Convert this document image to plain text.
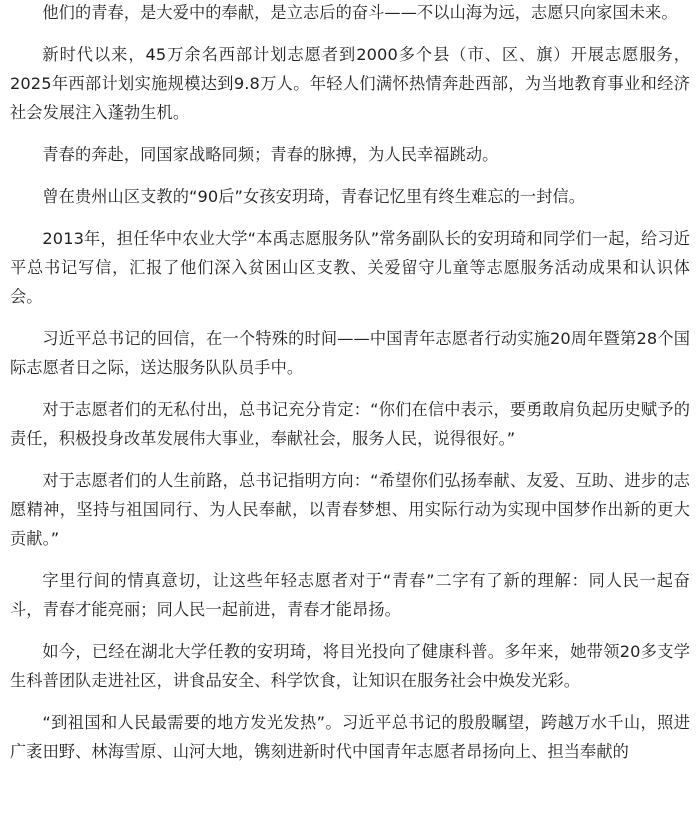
他们的青春，是大爱中的奉献，是立志后的奋斗——不以山海为远，志愿只向家国未来。

新时代以来，45万余名西部计划志愿者到2000多个县（市、区、旗）开展志愿服务，2025年西部计划实施规模达到9.8万人。年轻人们满怀热情奔赴西部，为当地教育事业和经济社会发展注入蓬勃生机。

青春的奔赴，同国家战略同频；青春的脉搏，为人民幸福跳动。

曾在贵州山区支教的“90后”女孩安玥琦，青春记忆里有终生难忘的一封信。

2013年，担任华中农业大学“本禹志愿服务队”常务副队长的安玥琦和同学们一起，给习近平总书记写信，汇报了他们深入贫困山区支教、关爱留守儿童等志愿服务活动成果和认识体会。

习近平总书记的回信，在一个特殊的时间——中国青年志愿者行动实施20周年暨第28个国际志愿者日之际，送达服务队队员手中。

对于志愿者们的无私付出，总书记充分肯定：“你们在信中表示，要勇敢肩负起历史赋予的责任，积极投身改革发展伟大事业，奉献社会，服务人民，说得很好。”

对于志愿者们的人生前路，总书记指明方向：“希望你们弘扬奉献、友爱、互助、进步的志愿精神，坚持与祖国同行、为人民奉献，以青春梦想、用实际行动为实现中国梦作出新的更大贡献。”

字里行间的情真意切，让这些年轻志愿者对于“青春”二字有了新的理解：同人民一起奋斗，青春才能亮丽；同人民一起前进，青春才能昂扬。

如今，已经在湖北大学任教的安玥琦，将目光投向了健康科普。多年来，她带领20多支学生科普团队走进社区，讲食品安全、科学饮食，让知识在服务社会中焕发光彩。

“到祖国和人民最需要的地方发光发热”。习近平总书记的殷殷瞩望，跨越万水千山，照进广袤田野、林海雪原、山河大地，镌刻进新时代中国青年志愿者昂扬向上、担当奉献的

* * * *

• **What you will do**
From the entries above, output every line exactly and omit any image.

• **The answer**
Convert this document image to plain text.
他们的青春，是大爱中的奉献，是立志后的奋斗——不以山海为远，志愿只向家国未来。

新时代以来，45万余名西部计划志愿者到2000多个县（市、区、旗）开展志愿服务，2025年西部计划实施规模达到9.8万人。年轻人们满怀热情奔赴西部，为当地教育事业和经济社会发展注入蓬勃生机。

青春的奔赴，同国家战略同频；青春的脉搏，为人民幸福跳动。

曾在贵州山区支教的“90后”女孩安玥琦，青春记忆里有终生难忘的一封信。

2013年，担任华中农业大学“本禹志愿服务队”常务副队长的安玥琦和同学们一起，给习近平总书记写信，汇报了他们深入贫困山区支教、关爱留守儿童等志愿服务活动成果和认识体会。

习近平总书记的回信，在一个特殊的时间——中国青年志愿者行动实施20周年暨第28个国际志愿者日之际，送达服务队队员手中。

对于志愿者们的无私付出，总书记充分肯定：“你们在信中表示，要勇敢肩负起历史赋予的责任，积极投身改革发展伟大事业，奉献社会，服务人民，说得很好。”

对于志愿者们的人生前路，总书记指明方向：“希望你们弘扬奉献、友爱、互助、进步的志愿精神，坚持与祖国同行、为人民奉献，以青春梦想、用实际行动为实现中国梦作出新的更大贡献。”

字里行间的情真意切，让这些年轻志愿者对于“青春”二字有了新的理解：同人民一起奋斗，青春才能亮丽；同人民一起前进，青春才能昂扬。

如今，已经在湖北大学任教的安玥琦，将目光投向了健康科普。多年来，她带领20多支学生科普团队走进社区，讲食品安全、科学饮食，让知识在服务社会中焕发光彩。

“到祖国和人民最需要的地方发光发热”。习近平总书记的殷殷瞩望，跨越万水千山，照进广袤田野、林海雪原、山河大地，镌刻进新时代中国青年志愿者昂扬向上、担当奉献的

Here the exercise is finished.